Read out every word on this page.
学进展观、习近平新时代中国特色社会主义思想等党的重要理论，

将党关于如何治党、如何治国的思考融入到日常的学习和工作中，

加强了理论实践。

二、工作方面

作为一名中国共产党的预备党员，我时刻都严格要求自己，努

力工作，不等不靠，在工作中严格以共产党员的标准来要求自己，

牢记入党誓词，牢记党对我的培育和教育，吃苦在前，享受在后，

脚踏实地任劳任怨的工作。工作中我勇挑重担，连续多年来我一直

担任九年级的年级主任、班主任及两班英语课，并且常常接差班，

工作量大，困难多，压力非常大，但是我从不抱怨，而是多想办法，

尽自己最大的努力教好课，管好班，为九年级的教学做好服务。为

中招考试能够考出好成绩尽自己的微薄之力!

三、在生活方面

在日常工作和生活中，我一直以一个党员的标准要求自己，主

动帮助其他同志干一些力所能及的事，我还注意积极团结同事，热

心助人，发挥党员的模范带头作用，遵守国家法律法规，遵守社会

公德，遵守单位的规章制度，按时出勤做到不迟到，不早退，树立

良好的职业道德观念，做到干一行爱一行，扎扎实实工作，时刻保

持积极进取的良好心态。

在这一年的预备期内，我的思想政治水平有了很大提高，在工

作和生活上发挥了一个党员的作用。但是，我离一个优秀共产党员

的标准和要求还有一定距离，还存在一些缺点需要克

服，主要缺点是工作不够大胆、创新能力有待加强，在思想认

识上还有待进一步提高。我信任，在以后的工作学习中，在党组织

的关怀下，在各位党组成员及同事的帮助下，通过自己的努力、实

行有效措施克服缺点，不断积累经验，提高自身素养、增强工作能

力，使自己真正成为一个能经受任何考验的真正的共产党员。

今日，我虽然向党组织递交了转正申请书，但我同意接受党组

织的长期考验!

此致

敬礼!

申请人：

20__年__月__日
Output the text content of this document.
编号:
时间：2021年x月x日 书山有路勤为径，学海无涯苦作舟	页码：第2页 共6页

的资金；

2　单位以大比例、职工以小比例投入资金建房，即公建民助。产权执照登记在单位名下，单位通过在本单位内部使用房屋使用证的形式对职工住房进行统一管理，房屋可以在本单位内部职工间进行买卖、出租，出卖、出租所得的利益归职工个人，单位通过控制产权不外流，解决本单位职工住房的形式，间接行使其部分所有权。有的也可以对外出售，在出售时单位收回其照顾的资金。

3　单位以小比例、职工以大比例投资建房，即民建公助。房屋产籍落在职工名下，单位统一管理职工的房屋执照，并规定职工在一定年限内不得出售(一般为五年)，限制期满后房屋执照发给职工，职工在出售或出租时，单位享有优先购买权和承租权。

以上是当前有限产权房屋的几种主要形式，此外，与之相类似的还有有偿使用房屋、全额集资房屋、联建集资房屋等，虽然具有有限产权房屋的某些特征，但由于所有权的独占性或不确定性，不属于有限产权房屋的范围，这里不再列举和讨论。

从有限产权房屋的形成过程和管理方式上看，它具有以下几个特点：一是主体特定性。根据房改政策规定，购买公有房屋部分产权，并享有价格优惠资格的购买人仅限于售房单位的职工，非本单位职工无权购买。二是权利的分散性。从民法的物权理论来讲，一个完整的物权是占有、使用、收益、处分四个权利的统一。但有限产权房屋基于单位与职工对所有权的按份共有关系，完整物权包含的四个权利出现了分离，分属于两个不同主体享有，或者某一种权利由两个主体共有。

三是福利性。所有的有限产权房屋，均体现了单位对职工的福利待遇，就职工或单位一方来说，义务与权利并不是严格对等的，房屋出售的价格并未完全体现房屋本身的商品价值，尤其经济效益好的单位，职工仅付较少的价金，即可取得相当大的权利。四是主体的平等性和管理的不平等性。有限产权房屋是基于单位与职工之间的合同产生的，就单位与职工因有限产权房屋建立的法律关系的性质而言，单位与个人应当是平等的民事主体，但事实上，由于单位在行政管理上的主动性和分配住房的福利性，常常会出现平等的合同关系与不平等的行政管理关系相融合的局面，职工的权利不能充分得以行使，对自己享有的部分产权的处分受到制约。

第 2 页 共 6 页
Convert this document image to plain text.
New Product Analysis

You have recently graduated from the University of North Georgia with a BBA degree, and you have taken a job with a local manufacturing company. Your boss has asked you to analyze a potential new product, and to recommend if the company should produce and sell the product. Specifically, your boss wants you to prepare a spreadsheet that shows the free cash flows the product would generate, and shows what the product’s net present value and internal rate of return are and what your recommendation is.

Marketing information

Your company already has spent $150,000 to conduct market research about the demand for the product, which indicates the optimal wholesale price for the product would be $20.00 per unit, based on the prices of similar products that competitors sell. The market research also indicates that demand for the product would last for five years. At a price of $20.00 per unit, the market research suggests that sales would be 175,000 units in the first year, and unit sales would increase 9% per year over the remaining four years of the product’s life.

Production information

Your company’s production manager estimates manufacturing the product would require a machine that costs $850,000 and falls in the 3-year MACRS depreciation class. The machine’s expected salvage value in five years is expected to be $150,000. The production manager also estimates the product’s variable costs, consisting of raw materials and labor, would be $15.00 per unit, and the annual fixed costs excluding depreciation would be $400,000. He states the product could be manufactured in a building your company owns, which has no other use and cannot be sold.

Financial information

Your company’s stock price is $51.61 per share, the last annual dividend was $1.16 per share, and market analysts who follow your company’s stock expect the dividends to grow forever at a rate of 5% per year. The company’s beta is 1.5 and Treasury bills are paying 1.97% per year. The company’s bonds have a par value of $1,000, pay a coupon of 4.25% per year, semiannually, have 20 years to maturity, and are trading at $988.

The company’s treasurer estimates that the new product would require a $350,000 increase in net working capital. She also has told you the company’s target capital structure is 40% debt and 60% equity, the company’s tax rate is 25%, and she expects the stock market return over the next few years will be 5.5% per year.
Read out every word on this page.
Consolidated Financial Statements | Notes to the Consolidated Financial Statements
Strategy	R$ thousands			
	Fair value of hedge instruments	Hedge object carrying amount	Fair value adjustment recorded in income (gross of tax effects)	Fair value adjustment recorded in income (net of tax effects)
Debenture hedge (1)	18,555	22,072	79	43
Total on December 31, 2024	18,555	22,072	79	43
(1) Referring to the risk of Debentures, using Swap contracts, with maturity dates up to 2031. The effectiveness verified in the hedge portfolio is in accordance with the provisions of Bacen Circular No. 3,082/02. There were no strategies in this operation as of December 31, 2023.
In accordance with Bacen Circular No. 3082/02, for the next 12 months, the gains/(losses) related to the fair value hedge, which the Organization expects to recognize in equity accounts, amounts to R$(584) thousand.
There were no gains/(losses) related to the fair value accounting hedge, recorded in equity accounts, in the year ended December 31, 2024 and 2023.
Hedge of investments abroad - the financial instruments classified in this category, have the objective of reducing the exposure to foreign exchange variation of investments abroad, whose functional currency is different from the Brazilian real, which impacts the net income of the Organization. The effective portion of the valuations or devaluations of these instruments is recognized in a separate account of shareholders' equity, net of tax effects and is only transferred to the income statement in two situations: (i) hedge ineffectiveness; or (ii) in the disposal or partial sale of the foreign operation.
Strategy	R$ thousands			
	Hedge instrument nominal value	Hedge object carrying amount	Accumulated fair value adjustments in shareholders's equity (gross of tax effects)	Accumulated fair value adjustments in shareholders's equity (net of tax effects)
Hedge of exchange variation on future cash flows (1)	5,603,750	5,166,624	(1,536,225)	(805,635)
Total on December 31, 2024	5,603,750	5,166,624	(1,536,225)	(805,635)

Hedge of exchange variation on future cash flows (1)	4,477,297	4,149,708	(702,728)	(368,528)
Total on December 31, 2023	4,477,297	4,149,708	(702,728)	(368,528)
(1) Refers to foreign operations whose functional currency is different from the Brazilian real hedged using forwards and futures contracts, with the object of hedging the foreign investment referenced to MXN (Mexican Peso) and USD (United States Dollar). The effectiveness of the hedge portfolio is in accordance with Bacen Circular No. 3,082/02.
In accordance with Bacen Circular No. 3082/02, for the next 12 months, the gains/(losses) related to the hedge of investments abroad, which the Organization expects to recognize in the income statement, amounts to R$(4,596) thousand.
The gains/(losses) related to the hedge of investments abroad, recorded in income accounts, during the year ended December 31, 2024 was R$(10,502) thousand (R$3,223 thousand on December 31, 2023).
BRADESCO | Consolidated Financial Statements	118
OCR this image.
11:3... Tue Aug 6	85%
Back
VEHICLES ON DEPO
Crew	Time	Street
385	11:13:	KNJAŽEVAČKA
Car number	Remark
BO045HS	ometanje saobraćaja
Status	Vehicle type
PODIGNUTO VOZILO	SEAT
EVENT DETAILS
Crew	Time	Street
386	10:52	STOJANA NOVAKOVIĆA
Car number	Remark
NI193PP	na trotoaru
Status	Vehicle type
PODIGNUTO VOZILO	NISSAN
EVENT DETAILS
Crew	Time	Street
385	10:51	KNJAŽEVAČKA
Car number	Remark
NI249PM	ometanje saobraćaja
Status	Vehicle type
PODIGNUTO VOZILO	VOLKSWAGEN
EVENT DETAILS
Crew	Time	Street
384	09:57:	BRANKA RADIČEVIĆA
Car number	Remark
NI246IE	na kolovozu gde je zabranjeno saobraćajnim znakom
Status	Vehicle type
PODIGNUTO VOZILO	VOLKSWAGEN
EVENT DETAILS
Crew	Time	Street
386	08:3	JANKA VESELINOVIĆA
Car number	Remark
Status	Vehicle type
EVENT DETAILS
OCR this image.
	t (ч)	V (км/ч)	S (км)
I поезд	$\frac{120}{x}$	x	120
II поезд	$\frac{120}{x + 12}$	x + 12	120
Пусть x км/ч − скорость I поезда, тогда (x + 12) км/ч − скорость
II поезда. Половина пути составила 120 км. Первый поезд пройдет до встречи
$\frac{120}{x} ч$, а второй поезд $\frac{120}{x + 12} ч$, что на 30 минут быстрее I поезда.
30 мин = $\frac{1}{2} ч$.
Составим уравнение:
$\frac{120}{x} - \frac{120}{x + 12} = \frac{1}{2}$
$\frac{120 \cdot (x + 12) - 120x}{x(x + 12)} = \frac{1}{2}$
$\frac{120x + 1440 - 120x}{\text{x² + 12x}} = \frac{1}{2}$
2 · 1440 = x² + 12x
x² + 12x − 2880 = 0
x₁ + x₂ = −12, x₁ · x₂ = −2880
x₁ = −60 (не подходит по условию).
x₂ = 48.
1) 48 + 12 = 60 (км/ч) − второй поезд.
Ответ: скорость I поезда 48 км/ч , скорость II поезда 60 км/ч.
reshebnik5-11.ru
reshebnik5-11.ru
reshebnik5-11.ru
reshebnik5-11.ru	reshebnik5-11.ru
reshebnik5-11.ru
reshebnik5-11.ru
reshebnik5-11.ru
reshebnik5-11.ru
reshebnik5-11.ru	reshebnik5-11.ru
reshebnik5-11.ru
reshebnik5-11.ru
--------------------------------------------------
Pull out all lines from the listing that contain the string "KNJAŽEVAČKA".

- Solution for this problem -
385	11:13:	KNJAŽEVAČKA
385	10:51	KNJAŽEVAČKA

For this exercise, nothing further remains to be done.